COUP DE POINTS

Ils étaient des milliers à manifester dans les rues de Bruxelles, le poing levé, contre la pension à points. Tous et toutes, ou à peu près, avaient dans leur poche une carte à points de leur supermarché et les cartes de fidélité de leur libraire, de leur magasin de vêtements. Dix pensionnés et le onzième gratuit ?

On n’en est pas encore là mais dans une époque d’individualisme et de compétition permanente, la carte à points est devenue le pacemaker de notre civilisation.

Au point que les Chinois, toujours en avance quand il s’agit de mettre leur pays en coupe réglée grâce aux nouvelles technologies, ont commencé à expérimenter la carte à points du citoyen. Un système de notation qui sera généralisé dans moins de deux ans.

Le système tient à la fois du permis de conduire à points et du jeu vidéo. A sa naissance, chaque nourrisson reçoit vingt Pampers, un sac de dragées et un actif de cent points. Ce capital, il va le faire fructifier ou le brûler tout au long de sa vie selon qu’il accomplit des bonnes ou des mauvaises actions.

Le ou la camarade devient membre du parti communiste, bravo, vingt points de plus. Il brûle un feu rouge, un point de moins ; il publie sur les réseaux sociaux un poème à la gloire de Xi Jinping, trois points de plus. Il fait quatre enfants, aïe ! Il manifeste pour la liberté d’opinion, Game over !

=== Extraits des données ===
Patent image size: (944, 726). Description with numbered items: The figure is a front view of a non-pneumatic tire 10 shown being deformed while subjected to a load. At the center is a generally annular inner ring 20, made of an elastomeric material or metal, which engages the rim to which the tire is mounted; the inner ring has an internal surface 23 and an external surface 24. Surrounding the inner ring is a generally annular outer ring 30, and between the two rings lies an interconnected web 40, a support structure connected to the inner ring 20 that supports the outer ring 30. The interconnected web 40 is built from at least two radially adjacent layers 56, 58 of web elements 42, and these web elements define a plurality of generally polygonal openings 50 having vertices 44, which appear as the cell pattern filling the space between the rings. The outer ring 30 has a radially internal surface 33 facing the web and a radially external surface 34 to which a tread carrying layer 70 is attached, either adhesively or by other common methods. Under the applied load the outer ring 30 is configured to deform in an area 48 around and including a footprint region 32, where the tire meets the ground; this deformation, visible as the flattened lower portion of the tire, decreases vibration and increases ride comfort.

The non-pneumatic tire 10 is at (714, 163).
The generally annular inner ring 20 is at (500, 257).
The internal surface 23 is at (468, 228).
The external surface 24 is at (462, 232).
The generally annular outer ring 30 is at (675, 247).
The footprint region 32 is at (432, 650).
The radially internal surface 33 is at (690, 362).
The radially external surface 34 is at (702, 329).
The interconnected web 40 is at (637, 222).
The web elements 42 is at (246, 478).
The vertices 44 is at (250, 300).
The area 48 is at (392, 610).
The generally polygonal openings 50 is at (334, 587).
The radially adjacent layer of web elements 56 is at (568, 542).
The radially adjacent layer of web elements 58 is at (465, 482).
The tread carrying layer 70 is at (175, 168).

=== Exercices ===
a – Citez le passage du texte sur la carte à points qui va de « Au point que » à « des mauvaises actions. », ces deux extrémités comprises.
b – D'après le texte sur la carte à points, qu'est-ce que chaque nourrisson reçoit à sa naissance ? Énumérez tout.

=== Corrigé ===
a –
Au point que les Chinois, toujours en avance quand il s’agit de mettre leur pays en coupe réglée grâce aux nouvelles technologies, ont commencé à expérimenter la carte à points du citoyen. Un système de notation qui sera généralisé dans moins de deux ans.

Le système tient à la fois du permis de conduire à points et du jeu vidéo. A sa naissance, chaque nourrisson reçoit vingt Pampers, un sac de dragées et un actif de cent points. Ce capital, il va le faire fructifier ou le brûler tout au long de sa vie selon qu’il accomplit des bonnes ou des mauvaises actions.

b –
- vingt Pampers
- un sac de dragées
- un actif de cent points